Short task: Copy all of the material below exactly.

**** Dataset records

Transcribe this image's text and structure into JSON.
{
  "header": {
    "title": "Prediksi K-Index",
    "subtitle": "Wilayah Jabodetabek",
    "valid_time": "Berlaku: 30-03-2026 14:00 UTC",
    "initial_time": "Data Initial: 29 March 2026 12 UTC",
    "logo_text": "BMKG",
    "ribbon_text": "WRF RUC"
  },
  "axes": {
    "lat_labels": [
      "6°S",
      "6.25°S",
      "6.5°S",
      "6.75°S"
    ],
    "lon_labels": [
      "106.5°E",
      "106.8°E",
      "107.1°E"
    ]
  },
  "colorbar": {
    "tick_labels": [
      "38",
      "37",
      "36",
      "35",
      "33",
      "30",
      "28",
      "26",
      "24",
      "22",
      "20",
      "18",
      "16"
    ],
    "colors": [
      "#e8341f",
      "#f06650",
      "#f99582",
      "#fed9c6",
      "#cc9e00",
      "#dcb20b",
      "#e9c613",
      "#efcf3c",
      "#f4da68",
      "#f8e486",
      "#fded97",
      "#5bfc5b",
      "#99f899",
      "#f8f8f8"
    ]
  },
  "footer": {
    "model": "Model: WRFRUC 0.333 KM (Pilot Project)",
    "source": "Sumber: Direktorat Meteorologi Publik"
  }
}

********

Exercise result:
Transcribe this image's text and structure into JSON.
{
  "header": {
    "title": "Prediksi K-Index",
    "subtitle": "Wilayah Jabodetabek",
    "valid_time": "Berlaku: 30-03-2026 14:00 UTC",
    "initial_time": "Data Initial: 29 March 2026 12 UTC",
    "logo_text": "BMKG",
    "ribbon_text": "WRF RUC"
  },
  "axes": {
    "lat_labels": [
      "6°S",
      "6.25°S",
      "6.5°S",
      "6.75°S"
    ],
    "lon_labels": [
      "106.5°E",
      "106.8°E",
      "107.1°E"
    ]
  },
  "colorbar": {
    "tick_labels": [
      "38",
      "37",
      "36",
      "35",
      "33",
      "30",
      "28",
      "26",
      "24",
      "22",
      "20",
      "18",
      "16"
    ],
    "colors": [
      "#e8341f",
      "#f06650",
      "#f99582",
      "#fed9c6",
      "#cc9e00",
      "#dcb20b",
      "#e9c613",
      "#efcf3c",
      "#f4da68",
      "#f8e486",
      "#fded97",
      "#5bfc5b",
      "#99f899",
      "#f8f8f8"
    ]
  },
  "footer": {
    "model": "Model: WRFRUC 0.333 KM (Pilot Project)",
    "source": "Sumber: Direktorat Meteorologi Publik"
  }
}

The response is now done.